WHAT IS REQUIRED: Copy the data that follows, character for character, minus the pictures.

DATA ENTRIES:
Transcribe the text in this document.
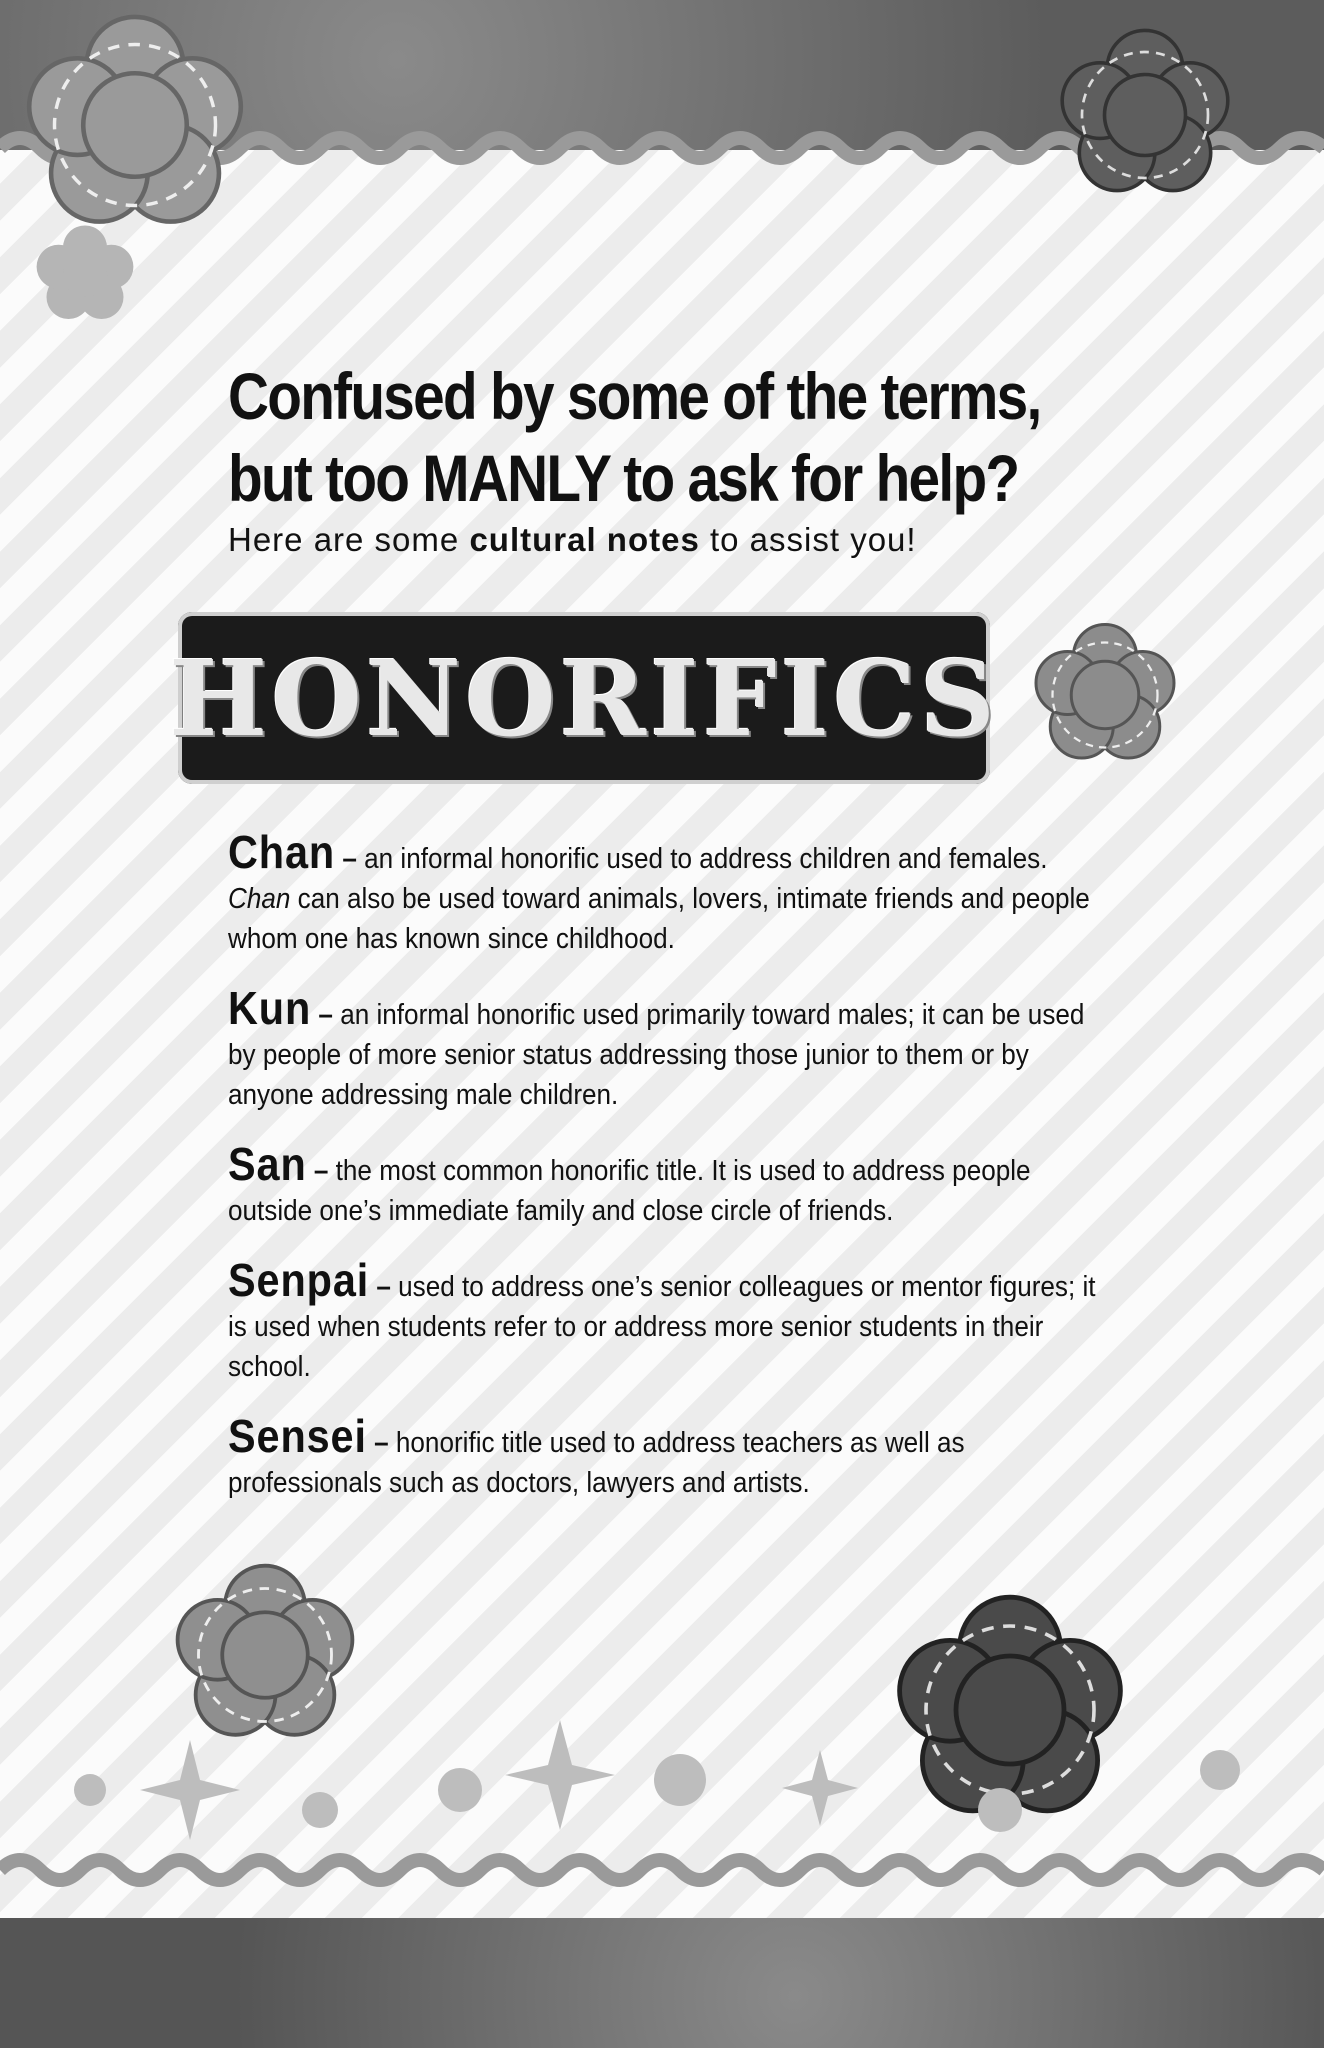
Confused by some of the terms,
but too MANLY to ask for help?
Here are some cultural notes to assist you!
HONORIFICS

Chan – an informal honorific used to address children and females. Chan can also be used toward animals, lovers, intimate friends and people whom one has known since childhood.

Kun – an informal honorific used primarily toward males; it can be used by people of more senior status addressing those junior to them or by anyone addressing male children.

San – the most common honorific title. It is used to address people outside one’s immediate family and close circle of friends.

Senpai – used to address one’s senior colleagues or mentor figures; it is used when students refer to or address more senior students in their school.

Sensei – honorific title used to address teachers as well as professionals such as doctors, lawyers and artists.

RESULT:
Transcribe the text in this document.
Confused by some of the terms,
but too MANLY to ask for help?
Here are some cultural notes to assist you!
HONORIFICS

Chan – an informal honorific used to address children and females. Chan can also be used toward animals, lovers, intimate friends and people whom one has known since childhood.

Kun – an informal honorific used primarily toward males; it can be used by people of more senior status addressing those junior to them or by anyone addressing male children.

San – the most common honorific title. It is used to address people outside one’s immediate family and close circle of friends.

Senpai – used to address one’s senior colleagues or mentor figures; it is used when students refer to or address more senior students in their school.

Sensei – honorific title used to address teachers as well as professionals such as doctors, lawyers and artists.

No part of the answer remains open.